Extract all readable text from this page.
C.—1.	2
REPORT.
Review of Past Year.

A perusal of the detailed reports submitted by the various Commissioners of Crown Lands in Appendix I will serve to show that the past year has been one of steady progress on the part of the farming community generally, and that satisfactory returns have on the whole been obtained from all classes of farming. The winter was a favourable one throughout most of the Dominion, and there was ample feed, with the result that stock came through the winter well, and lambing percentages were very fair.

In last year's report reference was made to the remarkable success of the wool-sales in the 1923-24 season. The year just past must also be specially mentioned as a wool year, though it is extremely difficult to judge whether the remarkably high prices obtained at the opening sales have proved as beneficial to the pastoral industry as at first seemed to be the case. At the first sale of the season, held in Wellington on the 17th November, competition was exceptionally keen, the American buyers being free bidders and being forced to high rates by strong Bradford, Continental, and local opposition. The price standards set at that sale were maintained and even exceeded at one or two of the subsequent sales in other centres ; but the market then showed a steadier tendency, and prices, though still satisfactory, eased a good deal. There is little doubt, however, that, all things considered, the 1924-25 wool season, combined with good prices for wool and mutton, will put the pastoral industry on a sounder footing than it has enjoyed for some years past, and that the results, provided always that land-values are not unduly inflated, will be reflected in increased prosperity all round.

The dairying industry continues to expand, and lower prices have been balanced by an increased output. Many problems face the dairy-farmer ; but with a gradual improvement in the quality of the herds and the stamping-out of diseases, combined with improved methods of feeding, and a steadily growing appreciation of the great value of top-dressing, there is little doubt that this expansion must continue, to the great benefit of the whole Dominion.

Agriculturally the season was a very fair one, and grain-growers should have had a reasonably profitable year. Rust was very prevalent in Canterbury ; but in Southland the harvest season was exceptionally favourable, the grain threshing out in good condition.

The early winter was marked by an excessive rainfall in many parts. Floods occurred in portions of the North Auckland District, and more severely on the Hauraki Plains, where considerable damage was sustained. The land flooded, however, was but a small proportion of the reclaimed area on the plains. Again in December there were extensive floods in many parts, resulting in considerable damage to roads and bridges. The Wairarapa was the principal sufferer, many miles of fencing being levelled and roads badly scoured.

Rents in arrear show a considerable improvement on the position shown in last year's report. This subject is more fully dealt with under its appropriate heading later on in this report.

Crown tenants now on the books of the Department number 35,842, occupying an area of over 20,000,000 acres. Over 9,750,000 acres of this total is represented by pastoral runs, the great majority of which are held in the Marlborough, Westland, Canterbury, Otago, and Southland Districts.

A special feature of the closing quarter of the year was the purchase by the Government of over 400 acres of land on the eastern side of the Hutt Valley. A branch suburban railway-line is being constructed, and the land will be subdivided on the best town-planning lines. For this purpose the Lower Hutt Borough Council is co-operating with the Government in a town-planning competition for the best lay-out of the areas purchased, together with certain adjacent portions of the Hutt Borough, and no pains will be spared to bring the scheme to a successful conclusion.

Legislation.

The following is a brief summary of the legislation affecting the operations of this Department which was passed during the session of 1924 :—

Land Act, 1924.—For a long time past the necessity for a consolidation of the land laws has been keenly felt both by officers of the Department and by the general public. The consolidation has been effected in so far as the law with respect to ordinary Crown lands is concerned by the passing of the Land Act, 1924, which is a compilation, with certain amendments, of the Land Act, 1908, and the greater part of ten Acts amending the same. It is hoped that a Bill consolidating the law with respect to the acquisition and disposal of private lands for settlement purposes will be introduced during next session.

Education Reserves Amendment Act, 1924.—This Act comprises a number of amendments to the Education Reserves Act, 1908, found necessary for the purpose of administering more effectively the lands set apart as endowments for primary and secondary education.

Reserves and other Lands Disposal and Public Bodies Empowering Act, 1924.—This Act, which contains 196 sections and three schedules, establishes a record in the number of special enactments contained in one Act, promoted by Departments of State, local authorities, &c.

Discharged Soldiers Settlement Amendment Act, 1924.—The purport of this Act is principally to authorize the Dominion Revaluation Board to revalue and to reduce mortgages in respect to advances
---
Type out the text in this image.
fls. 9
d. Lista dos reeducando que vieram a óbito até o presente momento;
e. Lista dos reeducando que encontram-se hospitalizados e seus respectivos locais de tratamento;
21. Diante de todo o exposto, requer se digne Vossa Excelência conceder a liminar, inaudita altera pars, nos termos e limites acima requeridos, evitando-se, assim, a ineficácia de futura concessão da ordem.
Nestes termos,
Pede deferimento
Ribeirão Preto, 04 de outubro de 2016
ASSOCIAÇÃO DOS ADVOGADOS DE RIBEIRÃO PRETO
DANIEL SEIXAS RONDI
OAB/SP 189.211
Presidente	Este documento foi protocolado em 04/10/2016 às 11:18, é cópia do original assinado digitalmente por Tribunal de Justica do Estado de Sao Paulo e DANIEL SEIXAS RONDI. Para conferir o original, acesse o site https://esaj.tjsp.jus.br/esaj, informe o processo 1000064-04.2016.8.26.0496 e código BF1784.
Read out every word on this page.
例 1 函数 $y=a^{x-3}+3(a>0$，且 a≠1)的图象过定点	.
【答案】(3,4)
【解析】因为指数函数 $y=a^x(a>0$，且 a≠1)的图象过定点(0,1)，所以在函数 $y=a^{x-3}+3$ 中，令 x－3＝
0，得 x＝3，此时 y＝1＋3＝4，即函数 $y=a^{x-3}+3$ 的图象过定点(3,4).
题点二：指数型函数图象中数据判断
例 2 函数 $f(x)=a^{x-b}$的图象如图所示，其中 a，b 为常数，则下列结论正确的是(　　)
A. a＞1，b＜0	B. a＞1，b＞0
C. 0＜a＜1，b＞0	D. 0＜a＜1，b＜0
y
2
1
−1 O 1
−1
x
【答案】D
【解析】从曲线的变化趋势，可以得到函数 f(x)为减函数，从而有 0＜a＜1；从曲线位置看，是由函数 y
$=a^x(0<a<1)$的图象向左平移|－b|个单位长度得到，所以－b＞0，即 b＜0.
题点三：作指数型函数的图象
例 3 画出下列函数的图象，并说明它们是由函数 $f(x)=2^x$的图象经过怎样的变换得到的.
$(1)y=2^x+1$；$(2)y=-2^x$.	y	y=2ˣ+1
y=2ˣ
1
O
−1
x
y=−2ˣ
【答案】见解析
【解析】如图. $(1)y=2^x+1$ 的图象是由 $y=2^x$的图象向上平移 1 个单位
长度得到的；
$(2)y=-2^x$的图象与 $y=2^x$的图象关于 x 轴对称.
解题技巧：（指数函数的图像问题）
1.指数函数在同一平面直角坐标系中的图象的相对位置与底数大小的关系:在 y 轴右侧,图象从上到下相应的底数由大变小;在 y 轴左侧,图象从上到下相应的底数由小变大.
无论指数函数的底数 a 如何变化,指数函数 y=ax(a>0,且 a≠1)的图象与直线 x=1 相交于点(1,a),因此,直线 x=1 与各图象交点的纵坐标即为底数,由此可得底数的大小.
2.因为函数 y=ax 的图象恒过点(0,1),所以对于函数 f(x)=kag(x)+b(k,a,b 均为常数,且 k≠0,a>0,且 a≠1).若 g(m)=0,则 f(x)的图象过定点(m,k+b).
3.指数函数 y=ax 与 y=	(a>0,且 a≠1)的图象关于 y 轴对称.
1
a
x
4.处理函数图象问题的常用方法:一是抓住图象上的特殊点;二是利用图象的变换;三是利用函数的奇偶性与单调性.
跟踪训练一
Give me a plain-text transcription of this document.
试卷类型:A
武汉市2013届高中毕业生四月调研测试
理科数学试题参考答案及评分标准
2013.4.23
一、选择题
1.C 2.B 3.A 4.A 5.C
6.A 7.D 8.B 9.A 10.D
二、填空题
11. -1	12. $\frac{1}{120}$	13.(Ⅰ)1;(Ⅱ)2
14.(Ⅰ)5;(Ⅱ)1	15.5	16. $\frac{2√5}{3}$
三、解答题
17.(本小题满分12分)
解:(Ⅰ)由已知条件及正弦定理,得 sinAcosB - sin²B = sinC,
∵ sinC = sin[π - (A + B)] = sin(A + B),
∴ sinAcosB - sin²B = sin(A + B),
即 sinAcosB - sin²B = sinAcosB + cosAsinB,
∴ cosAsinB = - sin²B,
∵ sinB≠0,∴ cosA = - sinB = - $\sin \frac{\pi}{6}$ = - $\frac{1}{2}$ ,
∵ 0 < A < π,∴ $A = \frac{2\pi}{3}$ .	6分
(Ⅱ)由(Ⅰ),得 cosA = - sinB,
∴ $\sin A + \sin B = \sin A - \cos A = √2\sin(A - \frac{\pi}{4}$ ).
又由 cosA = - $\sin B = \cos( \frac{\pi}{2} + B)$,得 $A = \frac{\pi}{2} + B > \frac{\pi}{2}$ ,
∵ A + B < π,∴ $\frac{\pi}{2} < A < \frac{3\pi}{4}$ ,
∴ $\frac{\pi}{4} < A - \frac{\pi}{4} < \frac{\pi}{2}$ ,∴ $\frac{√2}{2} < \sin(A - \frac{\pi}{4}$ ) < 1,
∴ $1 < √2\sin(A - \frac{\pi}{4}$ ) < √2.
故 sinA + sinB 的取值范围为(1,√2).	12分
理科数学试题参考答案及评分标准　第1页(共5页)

> **DIRECTIVE**
From the entries above, extract each line containing "text".

> **FULL ANSWER**
Extract all readable text from this page.
Type out the text in this image.
Give me a plain-text transcription of this document.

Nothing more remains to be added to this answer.